### Your objective:
Repeat the listing below in full, exactly as it stands.

### Records shown:
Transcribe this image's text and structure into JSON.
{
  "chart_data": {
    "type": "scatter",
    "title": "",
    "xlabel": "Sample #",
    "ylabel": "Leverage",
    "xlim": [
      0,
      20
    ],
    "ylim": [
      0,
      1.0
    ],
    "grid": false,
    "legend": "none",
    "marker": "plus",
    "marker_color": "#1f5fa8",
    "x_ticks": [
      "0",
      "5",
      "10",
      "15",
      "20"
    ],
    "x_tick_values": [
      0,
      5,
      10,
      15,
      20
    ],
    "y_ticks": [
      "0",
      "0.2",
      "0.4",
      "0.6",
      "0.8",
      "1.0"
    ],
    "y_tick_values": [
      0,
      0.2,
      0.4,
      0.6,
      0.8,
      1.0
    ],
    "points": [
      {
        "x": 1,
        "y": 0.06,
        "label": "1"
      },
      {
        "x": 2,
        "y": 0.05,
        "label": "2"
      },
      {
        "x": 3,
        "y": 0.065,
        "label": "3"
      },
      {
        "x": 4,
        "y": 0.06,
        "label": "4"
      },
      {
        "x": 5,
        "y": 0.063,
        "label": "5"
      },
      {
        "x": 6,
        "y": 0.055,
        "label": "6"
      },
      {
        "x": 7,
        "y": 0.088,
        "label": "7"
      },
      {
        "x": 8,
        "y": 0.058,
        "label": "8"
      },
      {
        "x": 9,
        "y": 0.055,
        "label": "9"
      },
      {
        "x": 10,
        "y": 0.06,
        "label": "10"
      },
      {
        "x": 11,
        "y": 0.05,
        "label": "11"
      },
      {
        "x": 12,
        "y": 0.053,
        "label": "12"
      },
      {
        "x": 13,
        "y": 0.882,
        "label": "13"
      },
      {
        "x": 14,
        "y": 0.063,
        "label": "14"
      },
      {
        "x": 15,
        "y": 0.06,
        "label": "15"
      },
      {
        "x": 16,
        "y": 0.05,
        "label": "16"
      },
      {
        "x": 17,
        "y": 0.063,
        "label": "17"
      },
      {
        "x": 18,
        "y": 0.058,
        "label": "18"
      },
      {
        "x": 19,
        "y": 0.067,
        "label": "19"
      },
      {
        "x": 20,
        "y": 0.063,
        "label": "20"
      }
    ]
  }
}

### Problem solution:
Transcribe this image's text and structure into JSON.
{
  "chart_data": {
    "type": "scatter",
    "title": "",
    "xlabel": "Sample #",
    "ylabel": "Leverage",
    "xlim": [
      0,
      20
    ],
    "ylim": [
      0,
      1.0
    ],
    "grid": false,
    "legend": "none",
    "marker": "plus",
    "marker_color": "#1f5fa8",
    "x_ticks": [
      "0",
      "5",
      "10",
      "15",
      "20"
    ],
    "x_tick_values": [
      0,
      5,
      10,
      15,
      20
    ],
    "y_ticks": [
      "0",
      "0.2",
      "0.4",
      "0.6",
      "0.8",
      "1.0"
    ],
    "y_tick_values": [
      0,
      0.2,
      0.4,
      0.6,
      0.8,
      1.0
    ],
    "points": [
      {
        "x": 1,
        "y": 0.06,
        "label": "1"
      },
      {
        "x": 2,
        "y": 0.05,
        "label": "2"
      },
      {
        "x": 3,
        "y": 0.065,
        "label": "3"
      },
      {
        "x": 4,
        "y": 0.06,
        "label": "4"
      },
      {
        "x": 5,
        "y": 0.063,
        "label": "5"
      },
      {
        "x": 6,
        "y": 0.055,
        "label": "6"
      },
      {
        "x": 7,
        "y": 0.088,
        "label": "7"
      },
      {
        "x": 8,
        "y": 0.058,
        "label": "8"
      },
      {
        "x": 9,
        "y": 0.055,
        "label": "9"
      },
      {
        "x": 10,
        "y": 0.06,
        "label": "10"
      },
      {
        "x": 11,
        "y": 0.05,
        "label": "11"
      },
      {
        "x": 12,
        "y": 0.053,
        "label": "12"
      },
      {
        "x": 13,
        "y": 0.882,
        "label": "13"
      },
      {
        "x": 14,
        "y": 0.063,
        "label": "14"
      },
      {
        "x": 15,
        "y": 0.06,
        "label": "15"
      },
      {
        "x": 16,
        "y": 0.05,
        "label": "16"
      },
      {
        "x": 17,
        "y": 0.063,
        "label": "17"
      },
      {
        "x": 18,
        "y": 0.058,
        "label": "18"
      },
      {
        "x": 19,
        "y": 0.067,
        "label": "19"
      },
      {
        "x": 20,
        "y": 0.063,
        "label": "20"
      }
    ]
  }
}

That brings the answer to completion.